Aim of the exercise. Retype all of the data exactly as given.

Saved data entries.

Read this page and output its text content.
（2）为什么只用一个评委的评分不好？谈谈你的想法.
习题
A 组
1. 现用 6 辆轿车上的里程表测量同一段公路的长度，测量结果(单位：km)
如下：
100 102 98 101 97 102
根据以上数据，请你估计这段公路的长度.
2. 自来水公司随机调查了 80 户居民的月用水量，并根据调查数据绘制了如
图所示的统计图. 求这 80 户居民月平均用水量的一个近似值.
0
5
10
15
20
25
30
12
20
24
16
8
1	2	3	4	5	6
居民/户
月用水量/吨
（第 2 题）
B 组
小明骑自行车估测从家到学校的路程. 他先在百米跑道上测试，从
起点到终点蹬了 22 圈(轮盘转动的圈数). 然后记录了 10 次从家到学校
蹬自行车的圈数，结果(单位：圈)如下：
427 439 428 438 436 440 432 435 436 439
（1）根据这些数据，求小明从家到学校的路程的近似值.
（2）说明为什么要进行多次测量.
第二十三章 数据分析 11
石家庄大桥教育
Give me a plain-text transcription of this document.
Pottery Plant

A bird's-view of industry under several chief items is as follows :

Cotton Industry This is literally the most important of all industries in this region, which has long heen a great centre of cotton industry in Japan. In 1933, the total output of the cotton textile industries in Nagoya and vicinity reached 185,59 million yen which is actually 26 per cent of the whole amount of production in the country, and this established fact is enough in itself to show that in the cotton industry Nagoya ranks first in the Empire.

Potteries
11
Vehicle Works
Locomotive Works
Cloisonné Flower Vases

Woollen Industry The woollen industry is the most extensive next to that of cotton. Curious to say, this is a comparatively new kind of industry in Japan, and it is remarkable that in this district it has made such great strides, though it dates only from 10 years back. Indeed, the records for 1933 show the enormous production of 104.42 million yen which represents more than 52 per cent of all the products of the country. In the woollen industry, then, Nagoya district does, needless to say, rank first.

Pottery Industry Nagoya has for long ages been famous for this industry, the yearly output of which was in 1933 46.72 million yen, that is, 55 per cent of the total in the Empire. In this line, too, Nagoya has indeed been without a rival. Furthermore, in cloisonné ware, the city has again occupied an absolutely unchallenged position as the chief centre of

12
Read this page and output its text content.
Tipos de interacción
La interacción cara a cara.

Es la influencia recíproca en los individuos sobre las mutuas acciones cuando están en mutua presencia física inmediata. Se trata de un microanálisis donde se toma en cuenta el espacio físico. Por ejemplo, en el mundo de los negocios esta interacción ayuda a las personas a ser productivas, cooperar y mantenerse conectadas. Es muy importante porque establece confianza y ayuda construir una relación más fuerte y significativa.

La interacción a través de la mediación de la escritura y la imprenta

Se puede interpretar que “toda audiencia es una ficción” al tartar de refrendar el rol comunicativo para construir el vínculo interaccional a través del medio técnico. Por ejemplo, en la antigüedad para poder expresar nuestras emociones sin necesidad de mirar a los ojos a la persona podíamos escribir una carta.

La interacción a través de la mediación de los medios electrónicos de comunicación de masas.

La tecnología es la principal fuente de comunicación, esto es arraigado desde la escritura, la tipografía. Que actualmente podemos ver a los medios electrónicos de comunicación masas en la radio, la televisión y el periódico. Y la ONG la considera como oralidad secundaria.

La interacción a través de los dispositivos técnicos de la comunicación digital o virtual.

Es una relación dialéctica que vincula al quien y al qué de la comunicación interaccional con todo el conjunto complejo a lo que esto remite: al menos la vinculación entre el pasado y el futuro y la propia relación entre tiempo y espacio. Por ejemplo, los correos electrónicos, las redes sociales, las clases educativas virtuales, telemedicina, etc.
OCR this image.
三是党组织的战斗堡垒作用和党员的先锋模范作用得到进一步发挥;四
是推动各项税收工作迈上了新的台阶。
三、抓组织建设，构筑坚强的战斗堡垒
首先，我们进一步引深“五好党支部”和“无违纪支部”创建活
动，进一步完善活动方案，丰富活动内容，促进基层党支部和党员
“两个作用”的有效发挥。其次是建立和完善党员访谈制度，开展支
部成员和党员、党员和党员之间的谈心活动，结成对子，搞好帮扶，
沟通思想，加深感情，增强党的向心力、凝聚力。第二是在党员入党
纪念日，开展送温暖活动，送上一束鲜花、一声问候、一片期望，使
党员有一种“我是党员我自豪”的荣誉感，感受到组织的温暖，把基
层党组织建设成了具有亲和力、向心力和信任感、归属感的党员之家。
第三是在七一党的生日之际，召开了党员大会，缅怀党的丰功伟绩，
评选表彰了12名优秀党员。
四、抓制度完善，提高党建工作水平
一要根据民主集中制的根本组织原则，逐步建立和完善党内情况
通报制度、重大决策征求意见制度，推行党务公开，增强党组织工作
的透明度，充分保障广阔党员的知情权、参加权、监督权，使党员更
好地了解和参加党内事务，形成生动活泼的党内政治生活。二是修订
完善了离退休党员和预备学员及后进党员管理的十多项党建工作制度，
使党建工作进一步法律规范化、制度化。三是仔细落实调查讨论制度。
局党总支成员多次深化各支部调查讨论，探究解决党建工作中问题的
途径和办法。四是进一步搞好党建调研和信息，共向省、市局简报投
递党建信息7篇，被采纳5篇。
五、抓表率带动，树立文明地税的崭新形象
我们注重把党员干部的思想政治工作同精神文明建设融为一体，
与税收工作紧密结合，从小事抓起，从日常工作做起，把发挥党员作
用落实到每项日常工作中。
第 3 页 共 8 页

Task result.
Read this page and output its text content.
（2）为什么只用一个评委的评分不好？谈谈你的想法.
习题
A 组
1. 现用 6 辆轿车上的里程表测量同一段公路的长度，测量结果(单位：km)
如下：
100 102 98 101 97 102
根据以上数据，请你估计这段公路的长度.
2. 自来水公司随机调查了 80 户居民的月用水量，并根据调查数据绘制了如
图所示的统计图. 求这 80 户居民月平均用水量的一个近似值.
0
5
10
15
20
25
30
12
20
24
16
8
1	2	3	4	5	6
居民/户
月用水量/吨
（第 2 题）
B 组
小明骑自行车估测从家到学校的路程. 他先在百米跑道上测试，从
起点到终点蹬了 22 圈(轮盘转动的圈数). 然后记录了 10 次从家到学校
蹬自行车的圈数，结果(单位：圈)如下：
427 439 428 438 436 440 432 435 436 439
（1）根据这些数据，求小明从家到学校的路程的近似值.
（2）说明为什么要进行多次测量.
第二十三章 数据分析 11
石家庄大桥教育
Give me a plain-text transcription of this document.
Pottery Plant

A bird's-view of industry under several chief items is as follows :

Cotton Industry This is literally the most important of all industries in this region, which has long heen a great centre of cotton industry in Japan. In 1933, the total output of the cotton textile industries in Nagoya and vicinity reached 185,59 million yen which is actually 26 per cent of the whole amount of production in the country, and this established fact is enough in itself to show that in the cotton industry Nagoya ranks first in the Empire.

Potteries
11
Vehicle Works
Locomotive Works
Cloisonné Flower Vases

Woollen Industry The woollen industry is the most extensive next to that of cotton. Curious to say, this is a comparatively new kind of industry in Japan, and it is remarkable that in this district it has made such great strides, though it dates only from 10 years back. Indeed, the records for 1933 show the enormous production of 104.42 million yen which represents more than 52 per cent of all the products of the country. In the woollen industry, then, Nagoya district does, needless to say, rank first.

Pottery Industry Nagoya has for long ages been famous for this industry, the yearly output of which was in 1933 46.72 million yen, that is, 55 per cent of the total in the Empire. In this line, too, Nagoya has indeed been without a rival. Furthermore, in cloisonné ware, the city has again occupied an absolutely unchallenged position as the chief centre of

12
Read this page and output its text content.
Tipos de interacción
La interacción cara a cara.

Es la influencia recíproca en los individuos sobre las mutuas acciones cuando están en mutua presencia física inmediata. Se trata de un microanálisis donde se toma en cuenta el espacio físico. Por ejemplo, en el mundo de los negocios esta interacción ayuda a las personas a ser productivas, cooperar y mantenerse conectadas. Es muy importante porque establece confianza y ayuda construir una relación más fuerte y significativa.

La interacción a través de la mediación de la escritura y la imprenta

Se puede interpretar que “toda audiencia es una ficción” al tartar de refrendar el rol comunicativo para construir el vínculo interaccional a través del medio técnico. Por ejemplo, en la antigüedad para poder expresar nuestras emociones sin necesidad de mirar a los ojos a la persona podíamos escribir una carta.

La interacción a través de la mediación de los medios electrónicos de comunicación de masas.

La tecnología es la principal fuente de comunicación, esto es arraigado desde la escritura, la tipografía. Que actualmente podemos ver a los medios electrónicos de comunicación masas en la radio, la televisión y el periódico. Y la ONG la considera como oralidad secundaria.

La interacción a través de los dispositivos técnicos de la comunicación digital o virtual.

Es una relación dialéctica que vincula al quien y al qué de la comunicación interaccional con todo el conjunto complejo a lo que esto remite: al menos la vinculación entre el pasado y el futuro y la propia relación entre tiempo y espacio. Por ejemplo, los correos electrónicos, las redes sociales, las clases educativas virtuales, telemedicina, etc.
OCR this image.
三是党组织的战斗堡垒作用和党员的先锋模范作用得到进一步发挥;四
是推动各项税收工作迈上了新的台阶。
三、抓组织建设，构筑坚强的战斗堡垒
首先，我们进一步引深“五好党支部”和“无违纪支部”创建活
动，进一步完善活动方案，丰富活动内容，促进基层党支部和党员
“两个作用”的有效发挥。其次是建立和完善党员访谈制度，开展支
部成员和党员、党员和党员之间的谈心活动，结成对子，搞好帮扶，
沟通思想，加深感情，增强党的向心力、凝聚力。第二是在党员入党
纪念日，开展送温暖活动，送上一束鲜花、一声问候、一片期望，使
党员有一种“我是党员我自豪”的荣誉感，感受到组织的温暖，把基
层党组织建设成了具有亲和力、向心力和信任感、归属感的党员之家。
第三是在七一党的生日之际，召开了党员大会，缅怀党的丰功伟绩，
评选表彰了12名优秀党员。
四、抓制度完善，提高党建工作水平
一要根据民主集中制的根本组织原则，逐步建立和完善党内情况
通报制度、重大决策征求意见制度，推行党务公开，增强党组织工作
的透明度，充分保障广阔党员的知情权、参加权、监督权，使党员更
好地了解和参加党内事务，形成生动活泼的党内政治生活。二是修订
完善了离退休党员和预备学员及后进党员管理的十多项党建工作制度，
使党建工作进一步法律规范化、制度化。三是仔细落实调查讨论制度。
局党总支成员多次深化各支部调查讨论，探究解决党建工作中问题的
途径和办法。四是进一步搞好党建调研和信息，共向省、市局简报投
递党建信息7篇，被采纳5篇。
五、抓表率带动，树立文明地税的崭新形象
我们注重把党员干部的思想政治工作同精神文明建设融为一体，
与税收工作紧密结合，从小事抓起，从日常工作做起，把发挥党员作
用落实到每项日常工作中。
第 3 页 共 8 页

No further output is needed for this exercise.